_RECORDS SHOWN:_
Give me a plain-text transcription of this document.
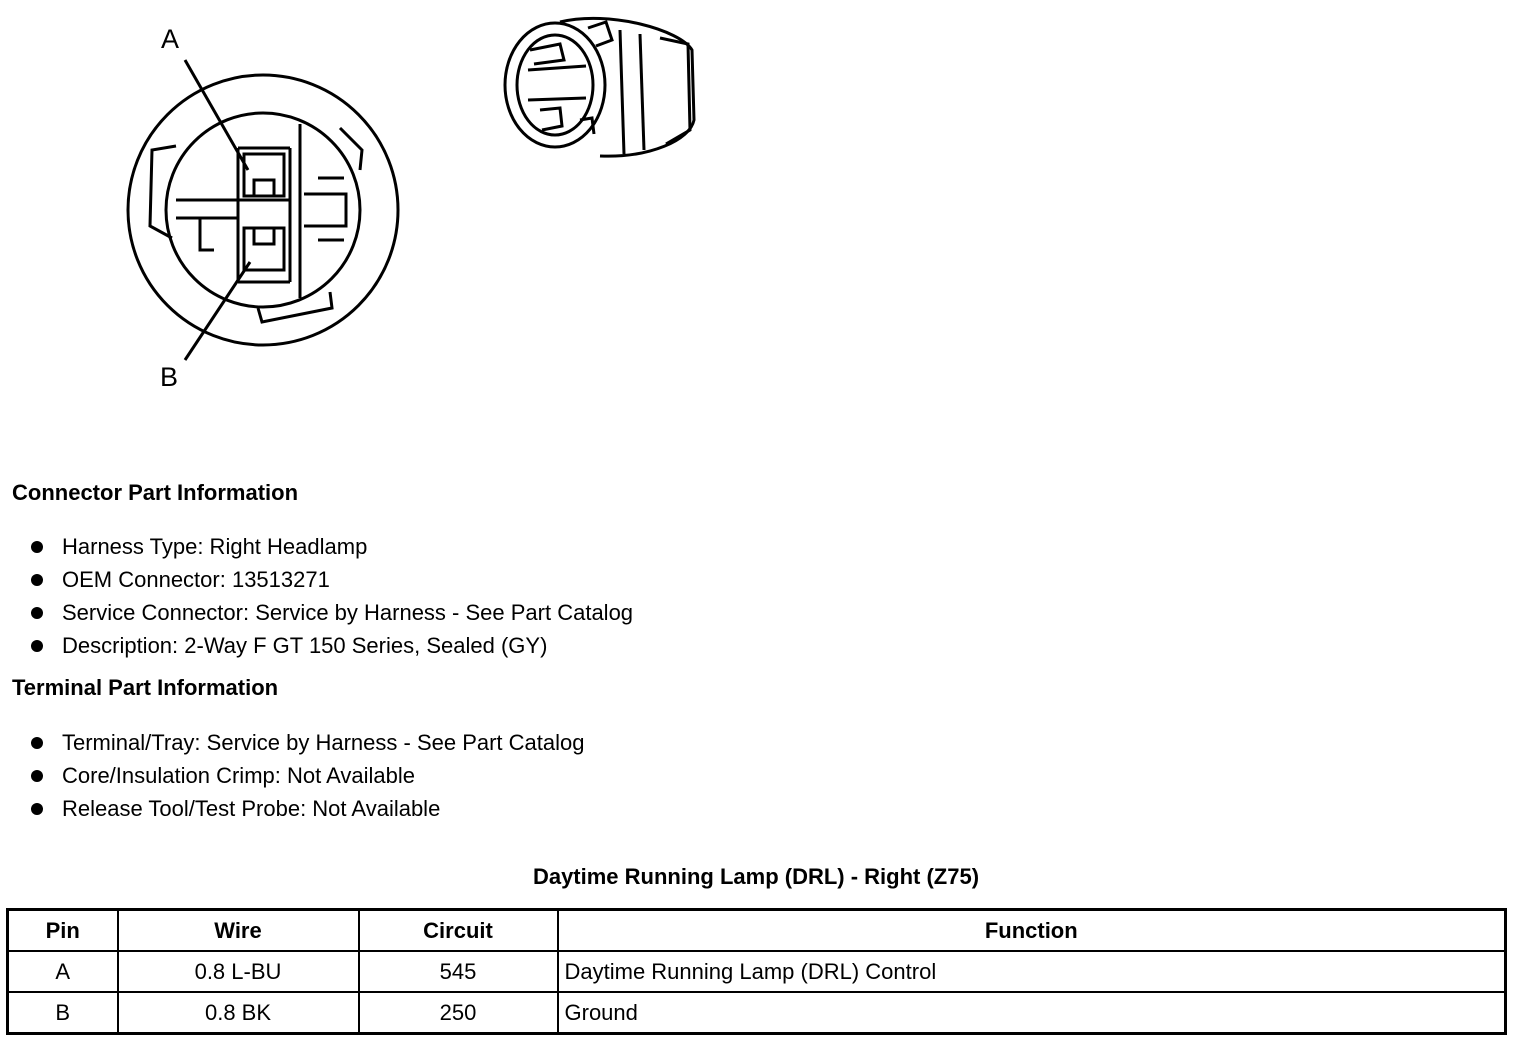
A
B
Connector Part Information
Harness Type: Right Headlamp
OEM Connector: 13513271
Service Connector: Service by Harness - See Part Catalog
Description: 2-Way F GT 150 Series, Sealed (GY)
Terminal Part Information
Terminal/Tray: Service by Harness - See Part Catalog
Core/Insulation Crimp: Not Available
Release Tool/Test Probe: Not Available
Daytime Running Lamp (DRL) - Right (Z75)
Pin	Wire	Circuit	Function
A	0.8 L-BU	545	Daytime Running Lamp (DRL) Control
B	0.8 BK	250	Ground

_WHAT THIS TASK INVOLVES:_
Collect each line of the entries that has the word "Catalog", copying it in full.

_REPLY TO THE TASK:_
Service Connector: Service by Harness - See Part Catalog
Terminal/Tray: Service by Harness - See Part Catalog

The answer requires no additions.